- **WORK TO DO**:
Your task is to extract every line from the material below exactly.

Extracted data entries
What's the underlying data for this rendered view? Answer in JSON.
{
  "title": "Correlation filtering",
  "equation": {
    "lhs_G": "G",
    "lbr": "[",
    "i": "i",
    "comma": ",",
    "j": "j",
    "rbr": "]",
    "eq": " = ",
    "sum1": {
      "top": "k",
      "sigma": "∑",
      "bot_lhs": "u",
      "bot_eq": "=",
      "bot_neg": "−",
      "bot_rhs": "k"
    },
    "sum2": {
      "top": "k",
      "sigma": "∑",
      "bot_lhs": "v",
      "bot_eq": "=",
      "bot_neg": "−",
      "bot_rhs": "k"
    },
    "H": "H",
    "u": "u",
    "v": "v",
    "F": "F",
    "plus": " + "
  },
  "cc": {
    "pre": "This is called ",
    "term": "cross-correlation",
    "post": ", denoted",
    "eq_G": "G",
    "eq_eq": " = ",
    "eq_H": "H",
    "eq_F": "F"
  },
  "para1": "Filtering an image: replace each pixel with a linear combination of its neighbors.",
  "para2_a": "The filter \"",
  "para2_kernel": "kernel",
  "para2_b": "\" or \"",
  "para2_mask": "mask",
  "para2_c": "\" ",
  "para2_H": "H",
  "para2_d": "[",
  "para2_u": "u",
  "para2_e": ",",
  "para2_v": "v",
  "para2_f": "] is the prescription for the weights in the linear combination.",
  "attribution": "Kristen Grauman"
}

- **TASK OUTPUT**:
What's the underlying data for this rendered view? Answer in JSON.
{
  "title": "Correlation filtering",
  "equation": {
    "lhs_G": "G",
    "lbr": "[",
    "i": "i",
    "comma": ",",
    "j": "j",
    "rbr": "]",
    "eq": " = ",
    "sum1": {
      "top": "k",
      "sigma": "∑",
      "bot_lhs": "u",
      "bot_eq": "=",
      "bot_neg": "−",
      "bot_rhs": "k"
    },
    "sum2": {
      "top": "k",
      "sigma": "∑",
      "bot_lhs": "v",
      "bot_eq": "=",
      "bot_neg": "−",
      "bot_rhs": "k"
    },
    "H": "H",
    "u": "u",
    "v": "v",
    "F": "F",
    "plus": " + "
  },
  "cc": {
    "pre": "This is called ",
    "term": "cross-correlation",
    "post": ", denoted",
    "eq_G": "G",
    "eq_eq": " = ",
    "eq_H": "H",
    "eq_F": "F"
  },
  "para1": "Filtering an image: replace each pixel with a linear combination of its neighbors.",
  "para2_a": "The filter \"",
  "para2_kernel": "kernel",
  "para2_b": "\" or \"",
  "para2_mask": "mask",
  "para2_c": "\" ",
  "para2_H": "H",
  "para2_d": "[",
  "para2_u": "u",
  "para2_e": ",",
  "para2_v": "v",
  "para2_f": "] is the prescription for the weights in the linear combination.",
  "attribution": "Kristen Grauman"
}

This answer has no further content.